++++ Source material

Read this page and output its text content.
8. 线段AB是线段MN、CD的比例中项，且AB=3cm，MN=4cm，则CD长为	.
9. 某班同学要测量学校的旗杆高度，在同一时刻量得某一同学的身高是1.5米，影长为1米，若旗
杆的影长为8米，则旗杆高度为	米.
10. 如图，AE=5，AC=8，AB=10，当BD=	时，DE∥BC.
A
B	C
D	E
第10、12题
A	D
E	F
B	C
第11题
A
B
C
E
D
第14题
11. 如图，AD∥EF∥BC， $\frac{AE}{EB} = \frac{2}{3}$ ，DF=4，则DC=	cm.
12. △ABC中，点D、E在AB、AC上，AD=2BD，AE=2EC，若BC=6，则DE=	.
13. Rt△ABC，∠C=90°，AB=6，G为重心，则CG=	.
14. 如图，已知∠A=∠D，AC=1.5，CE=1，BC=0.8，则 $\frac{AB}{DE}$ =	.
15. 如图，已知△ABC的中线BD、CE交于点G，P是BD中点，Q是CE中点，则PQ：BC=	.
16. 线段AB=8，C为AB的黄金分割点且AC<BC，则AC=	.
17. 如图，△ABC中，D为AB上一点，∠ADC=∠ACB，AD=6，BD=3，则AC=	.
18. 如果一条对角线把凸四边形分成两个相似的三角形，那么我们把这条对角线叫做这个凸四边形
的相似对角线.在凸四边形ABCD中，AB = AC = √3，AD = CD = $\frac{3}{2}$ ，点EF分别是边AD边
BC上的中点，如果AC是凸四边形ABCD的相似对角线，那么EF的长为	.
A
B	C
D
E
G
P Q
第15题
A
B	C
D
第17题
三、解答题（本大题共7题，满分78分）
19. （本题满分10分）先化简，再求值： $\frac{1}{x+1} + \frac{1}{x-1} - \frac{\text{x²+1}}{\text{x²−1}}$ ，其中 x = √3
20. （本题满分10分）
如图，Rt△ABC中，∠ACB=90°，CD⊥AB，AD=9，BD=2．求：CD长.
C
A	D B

++++++++

> What you need to do
Answer with one number: how many lines of the entries above include the word "ABC中".

> Solved exercise
3